**Your goal**
The copy you return should hold every record below word for word and no images.

○ ○ ○ ○

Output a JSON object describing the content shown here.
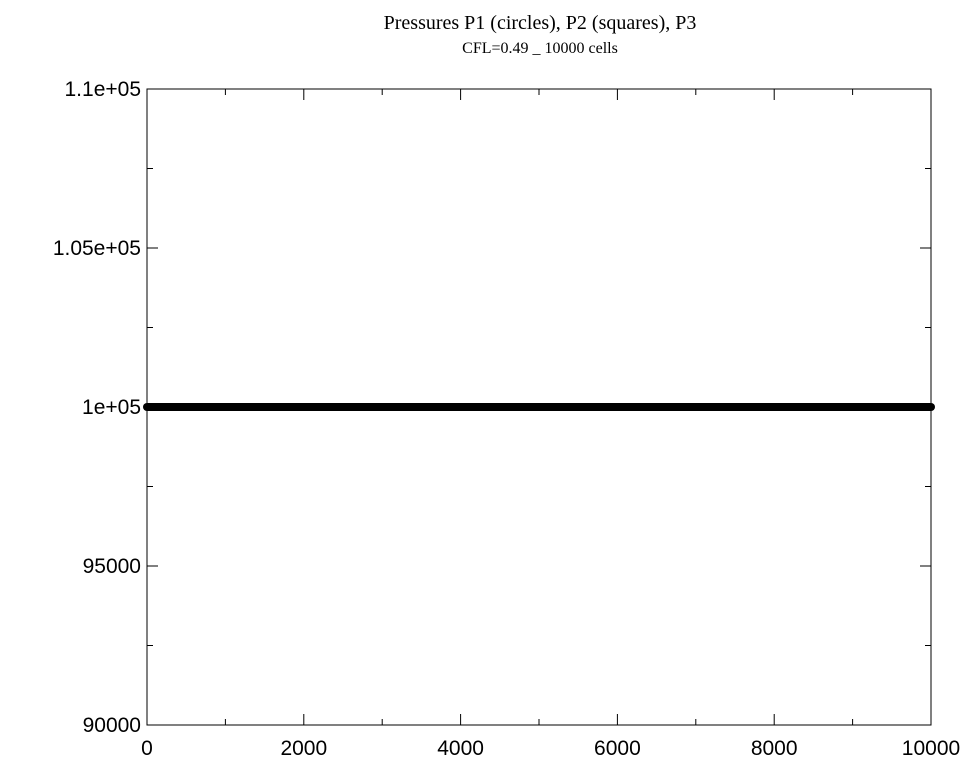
{
  "chart_data": {
    "type": "scatter",
    "title": "Pressures P1 (circles), P2 (squares), P3",
    "subtitle": "CFL=0.49 _  10000 cells",
    "xlabel": "",
    "ylabel": "",
    "xlim": [
      0,
      10000
    ],
    "ylim": [
      90000,
      110000
    ],
    "x_ticks": [
      0,
      2000,
      4000,
      6000,
      8000,
      10000
    ],
    "x_tick_labels": [
      "0",
      "2000",
      "4000",
      "6000",
      "8000",
      "10000"
    ],
    "x_minor_step": 1000,
    "y_ticks": [
      90000,
      95000,
      100000,
      105000,
      110000
    ],
    "y_tick_labels": [
      "90000",
      "95000",
      "1e+05",
      "1.05e+05",
      "1.1e+05"
    ],
    "y_minor_step": 2500,
    "grid": false,
    "legend": "none",
    "series": [
      {
        "name": "P1",
        "marker": "circle",
        "x_range": [
          0,
          10000
        ],
        "n_points": 10000,
        "value": 100000
      },
      {
        "name": "P2",
        "marker": "square",
        "x_range": [
          0,
          10000
        ],
        "n_points": 10000,
        "value": 100000
      },
      {
        "name": "P3",
        "marker": "line",
        "x_range": [
          0,
          10000
        ],
        "n_points": 10000,
        "value": 100000
      }
    ],
    "colors": {
      "data": "#000000",
      "axes": "#000000"
    }
  }
}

○ ○ ○ ○

**Output for this exercise**
Output a JSON object describing the content shown here.
{
  "chart_data": {
    "type": "scatter",
    "title": "Pressures P1 (circles), P2 (squares), P3",
    "subtitle": "CFL=0.49 _  10000 cells",
    "xlabel": "",
    "ylabel": "",
    "xlim": [
      0,
      10000
    ],
    "ylim": [
      90000,
      110000
    ],
    "x_ticks": [
      0,
      2000,
      4000,
      6000,
      8000,
      10000
    ],
    "x_tick_labels": [
      "0",
      "2000",
      "4000",
      "6000",
      "8000",
      "10000"
    ],
    "x_minor_step": 1000,
    "y_ticks": [
      90000,
      95000,
      100000,
      105000,
      110000
    ],
    "y_tick_labels": [
      "90000",
      "95000",
      "1e+05",
      "1.05e+05",
      "1.1e+05"
    ],
    "y_minor_step": 2500,
    "grid": false,
    "legend": "none",
    "series": [
      {
        "name": "P1",
        "marker": "circle",
        "x_range": [
          0,
          10000
        ],
        "n_points": 10000,
        "value": 100000
      },
      {
        "name": "P2",
        "marker": "square",
        "x_range": [
          0,
          10000
        ],
        "n_points": 10000,
        "value": 100000
      },
      {
        "name": "P3",
        "marker": "line",
        "x_range": [
          0,
          10000
        ],
        "n_points": 10000,
        "value": 100000
      }
    ],
    "colors": {
      "data": "#000000",
      "axes": "#000000"
    }
  }
}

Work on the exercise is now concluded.